(Saved entries)
--- --- ---
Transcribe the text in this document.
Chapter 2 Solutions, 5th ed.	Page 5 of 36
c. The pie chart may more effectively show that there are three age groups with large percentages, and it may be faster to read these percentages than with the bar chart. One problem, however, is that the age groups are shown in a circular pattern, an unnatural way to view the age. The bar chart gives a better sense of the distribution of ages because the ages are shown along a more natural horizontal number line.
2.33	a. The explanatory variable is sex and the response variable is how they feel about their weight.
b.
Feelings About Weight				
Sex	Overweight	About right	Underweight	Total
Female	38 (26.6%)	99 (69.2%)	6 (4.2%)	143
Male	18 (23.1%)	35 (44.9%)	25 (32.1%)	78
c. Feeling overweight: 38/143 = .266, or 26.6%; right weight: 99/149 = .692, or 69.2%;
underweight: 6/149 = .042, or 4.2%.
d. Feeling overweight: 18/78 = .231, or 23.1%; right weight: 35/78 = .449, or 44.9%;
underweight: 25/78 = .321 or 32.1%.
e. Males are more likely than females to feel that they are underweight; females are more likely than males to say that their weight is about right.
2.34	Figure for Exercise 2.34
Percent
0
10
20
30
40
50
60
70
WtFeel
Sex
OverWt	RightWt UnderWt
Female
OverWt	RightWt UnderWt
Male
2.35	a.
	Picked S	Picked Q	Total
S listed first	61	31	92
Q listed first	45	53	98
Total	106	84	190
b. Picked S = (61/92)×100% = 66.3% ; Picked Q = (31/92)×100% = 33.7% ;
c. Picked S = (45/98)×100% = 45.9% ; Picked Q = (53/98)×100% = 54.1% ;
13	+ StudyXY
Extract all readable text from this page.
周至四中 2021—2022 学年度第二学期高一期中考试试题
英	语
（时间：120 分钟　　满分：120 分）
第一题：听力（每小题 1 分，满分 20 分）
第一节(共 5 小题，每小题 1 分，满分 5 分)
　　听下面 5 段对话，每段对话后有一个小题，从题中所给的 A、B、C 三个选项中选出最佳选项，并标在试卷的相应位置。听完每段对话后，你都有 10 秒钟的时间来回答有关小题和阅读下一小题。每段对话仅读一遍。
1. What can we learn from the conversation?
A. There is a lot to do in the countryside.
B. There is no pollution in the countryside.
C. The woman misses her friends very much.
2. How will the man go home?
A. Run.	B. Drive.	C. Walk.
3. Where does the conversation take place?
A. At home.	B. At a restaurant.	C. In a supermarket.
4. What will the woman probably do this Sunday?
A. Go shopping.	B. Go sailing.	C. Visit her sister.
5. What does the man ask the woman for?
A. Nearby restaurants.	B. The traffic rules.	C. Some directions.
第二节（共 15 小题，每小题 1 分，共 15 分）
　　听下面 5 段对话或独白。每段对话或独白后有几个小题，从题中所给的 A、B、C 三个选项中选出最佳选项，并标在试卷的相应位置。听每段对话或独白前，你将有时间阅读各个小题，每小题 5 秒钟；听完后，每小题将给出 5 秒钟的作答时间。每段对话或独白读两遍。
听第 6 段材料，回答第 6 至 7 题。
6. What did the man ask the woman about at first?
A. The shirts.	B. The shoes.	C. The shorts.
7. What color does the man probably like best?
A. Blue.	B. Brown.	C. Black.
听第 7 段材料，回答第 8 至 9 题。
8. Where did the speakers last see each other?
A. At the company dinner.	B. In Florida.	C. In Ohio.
--- --- ---
OBJECTIVE — Quote the data in full, keeping each word unchanged.

TASK OUTPUT —
Transcribe the text in this document.
Chapter 2 Solutions, 5th ed.	Page 5 of 36
c. The pie chart may more effectively show that there are three age groups with large percentages, and it may be faster to read these percentages than with the bar chart. One problem, however, is that the age groups are shown in a circular pattern, an unnatural way to view the age. The bar chart gives a better sense of the distribution of ages because the ages are shown along a more natural horizontal number line.
2.33	a. The explanatory variable is sex and the response variable is how they feel about their weight.
b.
Feelings About Weight				
Sex	Overweight	About right	Underweight	Total
Female	38 (26.6%)	99 (69.2%)	6 (4.2%)	143
Male	18 (23.1%)	35 (44.9%)	25 (32.1%)	78
c. Feeling overweight: 38/143 = .266, or 26.6%; right weight: 99/149 = .692, or 69.2%;
underweight: 6/149 = .042, or 4.2%.
d. Feeling overweight: 18/78 = .231, or 23.1%; right weight: 35/78 = .449, or 44.9%;
underweight: 25/78 = .321 or 32.1%.
e. Males are more likely than females to feel that they are underweight; females are more likely than males to say that their weight is about right.
2.34	Figure for Exercise 2.34
Percent
0
10
20
30
40
50
60
70
WtFeel
Sex
OverWt	RightWt UnderWt
Female
OverWt	RightWt UnderWt
Male
2.35	a.
	Picked S	Picked Q	Total
S listed first	61	31	92
Q listed first	45	53	98
Total	106	84	190
b. Picked S = (61/92)×100% = 66.3% ; Picked Q = (31/92)×100% = 33.7% ;
c. Picked S = (45/98)×100% = 45.9% ; Picked Q = (53/98)×100% = 54.1% ;
13	+ StudyXY
Extract all readable text from this page.
周至四中 2021—2022 学年度第二学期高一期中考试试题
英	语
（时间：120 分钟　　满分：120 分）
第一题：听力（每小题 1 分，满分 20 分）
第一节(共 5 小题，每小题 1 分，满分 5 分)
　　听下面 5 段对话，每段对话后有一个小题，从题中所给的 A、B、C 三个选项中选出最佳选项，并标在试卷的相应位置。听完每段对话后，你都有 10 秒钟的时间来回答有关小题和阅读下一小题。每段对话仅读一遍。
1. What can we learn from the conversation?
A. There is a lot to do in the countryside.
B. There is no pollution in the countryside.
C. The woman misses her friends very much.
2. How will the man go home?
A. Run.	B. Drive.	C. Walk.
3. Where does the conversation take place?
A. At home.	B. At a restaurant.	C. In a supermarket.
4. What will the woman probably do this Sunday?
A. Go shopping.	B. Go sailing.	C. Visit her sister.
5. What does the man ask the woman for?
A. Nearby restaurants.	B. The traffic rules.	C. Some directions.
第二节（共 15 小题，每小题 1 分，共 15 分）
　　听下面 5 段对话或独白。每段对话或独白后有几个小题，从题中所给的 A、B、C 三个选项中选出最佳选项，并标在试卷的相应位置。听每段对话或独白前，你将有时间阅读各个小题，每小题 5 秒钟；听完后，每小题将给出 5 秒钟的作答时间。每段对话或独白读两遍。
听第 6 段材料，回答第 6 至 7 题。
6. What did the man ask the woman about at first?
A. The shirts.	B. The shoes.	C. The shorts.
7. What color does the man probably like best?
A. Blue.	B. Brown.	C. Black.
听第 7 段材料，回答第 8 至 9 题。
8. Where did the speakers last see each other?
A. At the company dinner.	B. In Florida.	C. In Ohio.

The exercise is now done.